**MATERIAL SUPPLIED**
--- Begin ---

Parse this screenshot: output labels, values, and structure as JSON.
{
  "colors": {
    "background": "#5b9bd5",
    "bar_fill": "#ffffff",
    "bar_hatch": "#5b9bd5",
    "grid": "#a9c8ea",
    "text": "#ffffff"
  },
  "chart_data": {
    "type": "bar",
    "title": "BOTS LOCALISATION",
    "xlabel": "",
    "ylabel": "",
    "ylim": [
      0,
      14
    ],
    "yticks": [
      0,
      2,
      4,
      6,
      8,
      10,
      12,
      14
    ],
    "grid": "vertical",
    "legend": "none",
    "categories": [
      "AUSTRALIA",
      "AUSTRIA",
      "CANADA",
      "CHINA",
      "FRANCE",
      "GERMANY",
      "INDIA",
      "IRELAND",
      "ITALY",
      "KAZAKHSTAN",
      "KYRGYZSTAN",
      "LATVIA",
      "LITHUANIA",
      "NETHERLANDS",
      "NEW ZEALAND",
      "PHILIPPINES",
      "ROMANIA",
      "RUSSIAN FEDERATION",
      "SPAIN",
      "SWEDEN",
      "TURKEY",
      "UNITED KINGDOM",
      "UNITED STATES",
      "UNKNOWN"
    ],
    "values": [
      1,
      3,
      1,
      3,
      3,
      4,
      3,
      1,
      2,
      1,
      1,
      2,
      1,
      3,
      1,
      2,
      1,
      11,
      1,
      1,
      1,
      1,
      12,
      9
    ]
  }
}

--- End ---

**STATED TASK**
Please set down the whole listing above without altering a single line.

**COMPLETE ANSWER**
Parse this screenshot: output labels, values, and structure as JSON.
{
  "colors": {
    "background": "#5b9bd5",
    "bar_fill": "#ffffff",
    "bar_hatch": "#5b9bd5",
    "grid": "#a9c8ea",
    "text": "#ffffff"
  },
  "chart_data": {
    "type": "bar",
    "title": "BOTS LOCALISATION",
    "xlabel": "",
    "ylabel": "",
    "ylim": [
      0,
      14
    ],
    "yticks": [
      0,
      2,
      4,
      6,
      8,
      10,
      12,
      14
    ],
    "grid": "vertical",
    "legend": "none",
    "categories": [
      "AUSTRALIA",
      "AUSTRIA",
      "CANADA",
      "CHINA",
      "FRANCE",
      "GERMANY",
      "INDIA",
      "IRELAND",
      "ITALY",
      "KAZAKHSTAN",
      "KYRGYZSTAN",
      "LATVIA",
      "LITHUANIA",
      "NETHERLANDS",
      "NEW ZEALAND",
      "PHILIPPINES",
      "ROMANIA",
      "RUSSIAN FEDERATION",
      "SPAIN",
      "SWEDEN",
      "TURKEY",
      "UNITED KINGDOM",
      "UNITED STATES",
      "UNKNOWN"
    ],
    "values": [
      1,
      3,
      1,
      3,
      3,
      4,
      3,
      1,
      2,
      1,
      1,
      2,
      1,
      3,
      1,
      2,
      1,
      11,
      1,
      1,
      1,
      1,
      12,
      9
    ]
  }
}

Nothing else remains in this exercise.